Objective = Check every line below for the string "vizuālās", and copy the lines that contain it.

[Records excerpted from a collection]

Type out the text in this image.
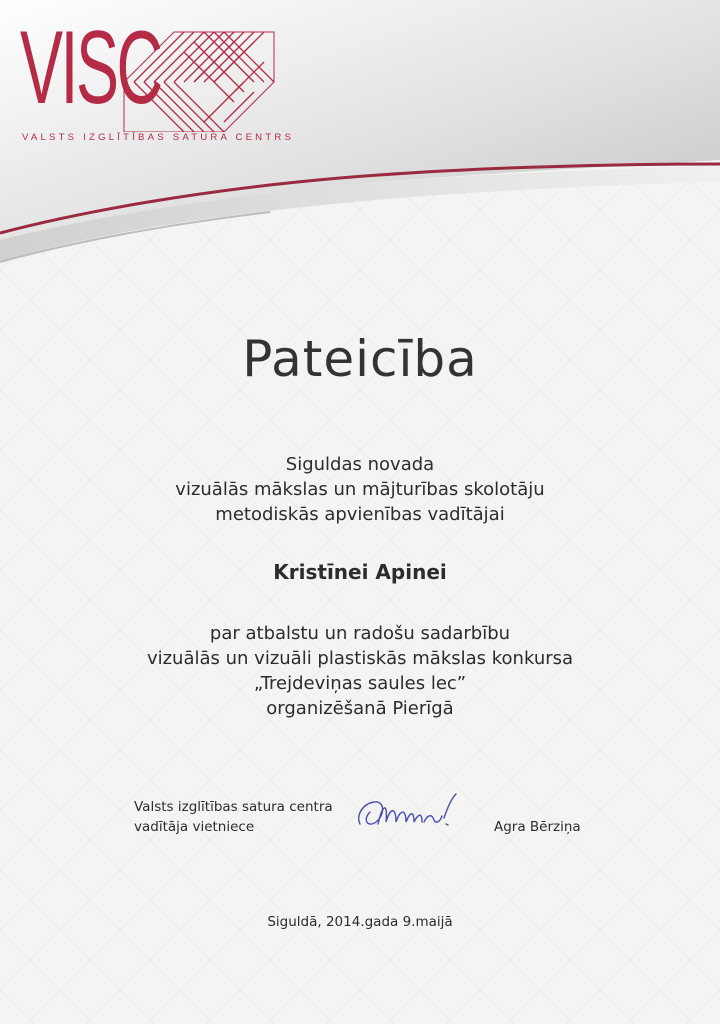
VISC
VALSTS IZGLĪTĪBAS SATURA CENTRS
Pateicība
Siguldas novada
vizuālās mākslas un mājturības skolotāju
metodiskās apvienības vadītājai
Kristīnei Apinei
par atbalstu un radošu sadarbību
vizuālās un vizuāli plastiskās mākslas konkursa
„Trejdeviņas saules lec”
organizēšanā Pierīgā
Valsts izglītības satura centra
vadītāja vietniece	Agra Bērziņa
Siguldā, 2014.gada 9.maijā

Task output =
vizuālās mākslas un mājturības skolotāju
vizuālās un vizuāli plastiskās mākslas konkursa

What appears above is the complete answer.